> [Direction] Leave out the pictures and transcribe everything else exactly.

> [Source data]
____________
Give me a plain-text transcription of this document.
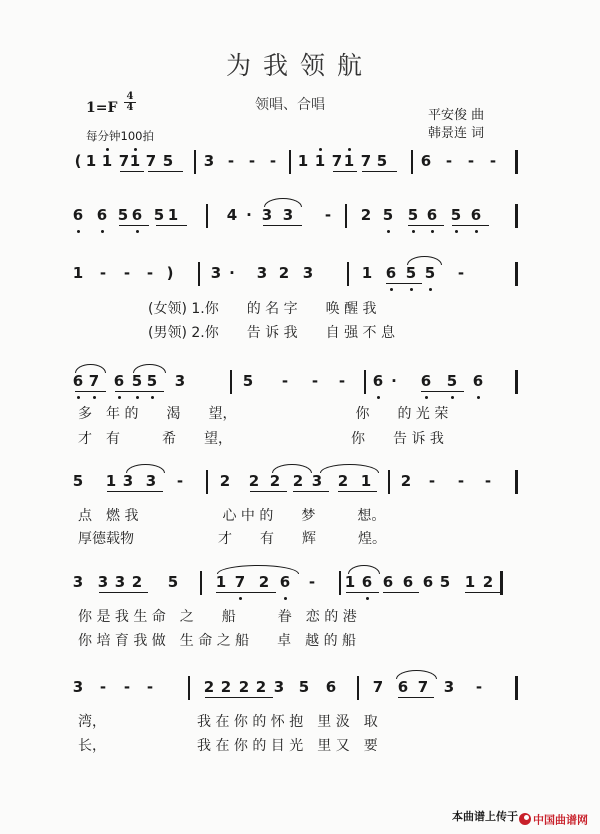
为我领航
$1=F \frac{4}{4}$
每分钟100拍
领唱、合唱
平安俊 曲
韩景连 词
( 1 1 7 1 7 5 3 - - - 1 1 7 1 7 5 6 - - -
6 6 5 6 5 1	4 · 3 3 - 2 5 5 6 5 6
1 - - - ) 3 · 3 2 3	1 6 5 5 -
6 7 6 5 5 3	5 - - - 6 · 6 5 6
5 1 3 3 - 2 2 2 2 3 2 1 2 - - -
3 3 3 2 5	1 7 2 6 - 1 6 6 6 6 5 1 2
3 - - -	2 2 2 2 3 5 6 7 6 7 3 -
(女领) 1.你　　的 名 字　　唤 醒 我
(男领) 2.你　　告 诉 我　　自 强 不 息
多　年 的　　渴　　望，　　　　　　　　　你　　的 光 荣
才　有　　　希　　望，　　　　　　　　　你　　告 诉 我
点　燃 我　　　　　　心 中 的　　梦　　　想。
厚德载物　　　　　　才　　有　　辉　　　煌。
你 是 我 生 命　之　　船　　　眷　恋 的 港
你 培 育 我 做　生 命 之 船　　卓　越 的 船
湾，　　　　　　　我 在 你 的 怀 抱　里 汲　取
长，　　　　　　　我 在 你 的 目 光　里 又　要
本曲谱上传于 中国曲谱网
____________
> [Complete response]
Give me a plain-text transcription of this document.
为我领航
$1=F \frac{4}{4}$
每分钟100拍
领唱、合唱
平安俊 曲
韩景连 词
( 1 1 7 1 7 5 3 - - - 1 1 7 1 7 5 6 - - -
6 6 5 6 5 1	4 · 3 3 - 2 5 5 6 5 6
1 - - - ) 3 · 3 2 3	1 6 5 5 -
6 7 6 5 5 3	5 - - - 6 · 6 5 6
5 1 3 3 - 2 2 2 2 3 2 1 2 - - -
3 3 3 2 5	1 7 2 6 - 1 6 6 6 6 5 1 2
3 - - -	2 2 2 2 3 5 6 7 6 7 3 -
(女领) 1.你　　的 名 字　　唤 醒 我
(男领) 2.你　　告 诉 我　　自 强 不 息
多　年 的　　渴　　望，　　　　　　　　　你　　的 光 荣
才　有　　　希　　望，　　　　　　　　　你　　告 诉 我
点　燃 我　　　　　　心 中 的　　梦　　　想。
厚德载物　　　　　　才　　有　　辉　　　煌。
你 是 我 生 命　之　　船　　　眷　恋 的 港
你 培 育 我 做　生 命 之 船　　卓　越 的 船
湾，　　　　　　　我 在 你 的 怀 抱　里 汲　取
长，　　　　　　　我 在 你 的 目 光　里 又　要
本曲谱上传于 中国曲谱网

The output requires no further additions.